* _What is asked_: Please recast everything from the start of the records below down to and including the line containing "y-tick-label: 14.760 — [53, 284, 84, 295]" as a JSON list of strings, one string per line, with blank lines left out.

* _Dataset entries_:
··········
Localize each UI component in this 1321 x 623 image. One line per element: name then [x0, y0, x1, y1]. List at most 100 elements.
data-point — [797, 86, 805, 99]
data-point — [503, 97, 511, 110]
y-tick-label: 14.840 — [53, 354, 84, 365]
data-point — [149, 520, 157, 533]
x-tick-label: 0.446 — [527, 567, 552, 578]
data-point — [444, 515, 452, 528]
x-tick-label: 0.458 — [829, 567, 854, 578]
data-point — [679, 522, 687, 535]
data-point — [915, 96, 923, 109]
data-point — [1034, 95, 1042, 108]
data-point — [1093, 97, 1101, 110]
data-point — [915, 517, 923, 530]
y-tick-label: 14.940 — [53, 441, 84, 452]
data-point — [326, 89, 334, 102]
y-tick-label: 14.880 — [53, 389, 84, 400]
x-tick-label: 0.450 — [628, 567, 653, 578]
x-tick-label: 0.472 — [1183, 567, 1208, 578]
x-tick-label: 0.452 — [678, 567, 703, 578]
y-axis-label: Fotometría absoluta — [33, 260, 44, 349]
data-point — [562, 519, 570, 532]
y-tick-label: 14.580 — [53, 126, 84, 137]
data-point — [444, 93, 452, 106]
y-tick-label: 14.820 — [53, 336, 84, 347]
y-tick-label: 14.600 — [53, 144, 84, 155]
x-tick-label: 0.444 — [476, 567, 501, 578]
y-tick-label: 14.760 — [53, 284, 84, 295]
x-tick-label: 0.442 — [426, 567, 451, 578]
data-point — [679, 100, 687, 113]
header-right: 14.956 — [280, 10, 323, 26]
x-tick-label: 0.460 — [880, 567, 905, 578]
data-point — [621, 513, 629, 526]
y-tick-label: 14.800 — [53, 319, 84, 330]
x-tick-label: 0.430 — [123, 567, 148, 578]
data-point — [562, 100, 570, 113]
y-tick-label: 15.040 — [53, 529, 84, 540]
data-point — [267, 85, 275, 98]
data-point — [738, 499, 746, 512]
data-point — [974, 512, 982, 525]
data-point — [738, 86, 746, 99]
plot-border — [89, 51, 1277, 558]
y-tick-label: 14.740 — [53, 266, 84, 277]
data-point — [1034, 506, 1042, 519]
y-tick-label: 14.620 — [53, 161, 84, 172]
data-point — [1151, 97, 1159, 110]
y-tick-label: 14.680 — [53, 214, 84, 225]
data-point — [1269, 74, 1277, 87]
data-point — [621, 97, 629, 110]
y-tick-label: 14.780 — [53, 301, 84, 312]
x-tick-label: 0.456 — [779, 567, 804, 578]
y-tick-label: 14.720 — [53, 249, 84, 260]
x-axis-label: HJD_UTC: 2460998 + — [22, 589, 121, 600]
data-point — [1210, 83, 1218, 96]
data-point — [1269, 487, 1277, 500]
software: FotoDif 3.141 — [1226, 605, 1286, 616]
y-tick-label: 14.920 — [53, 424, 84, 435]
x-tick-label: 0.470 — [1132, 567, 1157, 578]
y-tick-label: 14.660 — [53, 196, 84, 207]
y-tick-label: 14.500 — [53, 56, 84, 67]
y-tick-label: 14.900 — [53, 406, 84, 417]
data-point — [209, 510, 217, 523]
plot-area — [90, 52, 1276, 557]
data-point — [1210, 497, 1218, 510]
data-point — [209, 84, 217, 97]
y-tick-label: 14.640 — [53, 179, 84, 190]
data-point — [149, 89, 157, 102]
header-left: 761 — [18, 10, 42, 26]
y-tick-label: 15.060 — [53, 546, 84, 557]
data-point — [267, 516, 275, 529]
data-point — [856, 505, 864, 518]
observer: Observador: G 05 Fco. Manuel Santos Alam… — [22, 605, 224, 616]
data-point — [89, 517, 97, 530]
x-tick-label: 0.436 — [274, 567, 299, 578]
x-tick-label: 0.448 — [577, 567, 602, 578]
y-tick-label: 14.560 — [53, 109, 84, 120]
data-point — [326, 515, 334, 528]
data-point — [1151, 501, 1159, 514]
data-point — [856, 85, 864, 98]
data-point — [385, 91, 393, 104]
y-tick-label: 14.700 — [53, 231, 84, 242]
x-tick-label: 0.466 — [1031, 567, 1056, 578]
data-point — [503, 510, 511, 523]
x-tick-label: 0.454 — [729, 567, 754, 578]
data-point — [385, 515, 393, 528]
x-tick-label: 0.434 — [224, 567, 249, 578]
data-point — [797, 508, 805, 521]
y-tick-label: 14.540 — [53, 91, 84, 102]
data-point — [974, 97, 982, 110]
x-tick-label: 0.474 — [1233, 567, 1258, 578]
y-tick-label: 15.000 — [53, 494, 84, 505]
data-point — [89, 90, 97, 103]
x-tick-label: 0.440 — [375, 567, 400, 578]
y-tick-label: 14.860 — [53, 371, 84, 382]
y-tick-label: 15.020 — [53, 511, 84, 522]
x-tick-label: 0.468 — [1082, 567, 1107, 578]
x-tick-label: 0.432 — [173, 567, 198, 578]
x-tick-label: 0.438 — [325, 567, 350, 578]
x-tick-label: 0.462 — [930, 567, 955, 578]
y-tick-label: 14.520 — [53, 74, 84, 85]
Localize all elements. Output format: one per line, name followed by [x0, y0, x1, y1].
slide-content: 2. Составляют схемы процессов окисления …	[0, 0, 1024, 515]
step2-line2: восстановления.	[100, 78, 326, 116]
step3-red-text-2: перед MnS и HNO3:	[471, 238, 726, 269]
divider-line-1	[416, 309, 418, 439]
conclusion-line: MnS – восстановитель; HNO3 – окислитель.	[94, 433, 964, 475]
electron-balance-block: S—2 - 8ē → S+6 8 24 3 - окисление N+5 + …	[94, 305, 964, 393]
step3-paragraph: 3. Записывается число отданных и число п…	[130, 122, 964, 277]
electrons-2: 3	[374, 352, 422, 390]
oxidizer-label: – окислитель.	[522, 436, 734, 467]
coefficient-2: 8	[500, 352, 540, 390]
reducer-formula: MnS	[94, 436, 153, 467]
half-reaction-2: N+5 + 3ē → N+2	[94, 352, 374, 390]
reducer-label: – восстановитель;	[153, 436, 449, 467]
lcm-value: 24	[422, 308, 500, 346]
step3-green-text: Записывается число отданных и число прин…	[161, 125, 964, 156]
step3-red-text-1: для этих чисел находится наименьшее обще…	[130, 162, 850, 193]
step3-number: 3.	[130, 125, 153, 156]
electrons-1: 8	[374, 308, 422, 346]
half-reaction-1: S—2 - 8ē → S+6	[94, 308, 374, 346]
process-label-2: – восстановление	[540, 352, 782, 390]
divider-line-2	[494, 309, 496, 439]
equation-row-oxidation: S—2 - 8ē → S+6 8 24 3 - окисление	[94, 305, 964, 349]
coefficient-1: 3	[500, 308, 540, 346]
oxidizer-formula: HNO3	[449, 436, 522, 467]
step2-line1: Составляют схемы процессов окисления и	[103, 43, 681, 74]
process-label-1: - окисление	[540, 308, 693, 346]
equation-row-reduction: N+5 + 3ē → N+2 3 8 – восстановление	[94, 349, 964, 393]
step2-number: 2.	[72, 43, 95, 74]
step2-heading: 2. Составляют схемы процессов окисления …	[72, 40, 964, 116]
··········
* _Exercise response_:
[
  "Localize each UI component in this 1321 x 623 image. One line per element: name then [x0, y0, x1, y1]. List at most 100 elements.",
  "data-point — [797, 86, 805, 99]",
  "data-point — [503, 97, 511, 110]",
  "y-tick-label: 14.840 — [53, 354, 84, 365]",
  "data-point — [149, 520, 157, 533]",
  "x-tick-label: 0.446 — [527, 567, 552, 578]",
  "data-point — [444, 515, 452, 528]",
  "x-tick-label: 0.458 — [829, 567, 854, 578]",
  "data-point — [679, 522, 687, 535]",
  "data-point — [915, 96, 923, 109]",
  "data-point — [1034, 95, 1042, 108]",
  "data-point — [1093, 97, 1101, 110]",
  "data-point — [915, 517, 923, 530]",
  "y-tick-label: 14.940 — [53, 441, 84, 452]",
  "data-point — [326, 89, 334, 102]",
  "y-tick-label: 14.880 — [53, 389, 84, 400]",
  "x-tick-label: 0.450 — [628, 567, 653, 578]",
  "x-tick-label: 0.472 — [1183, 567, 1208, 578]",
  "x-tick-label: 0.452 — [678, 567, 703, 578]",
  "y-axis-label: Fotometría absoluta — [33, 260, 44, 349]",
  "data-point — [562, 519, 570, 532]",
  "y-tick-label: 14.580 — [53, 126, 84, 137]",
  "data-point — [444, 93, 452, 106]",
  "y-tick-label: 14.820 — [53, 336, 84, 347]",
  "y-tick-label: 14.600 — [53, 144, 84, 155]",
  "x-tick-label: 0.444 — [476, 567, 501, 578]",
  "y-tick-label: 14.760 — [53, 284, 84, 295]"
]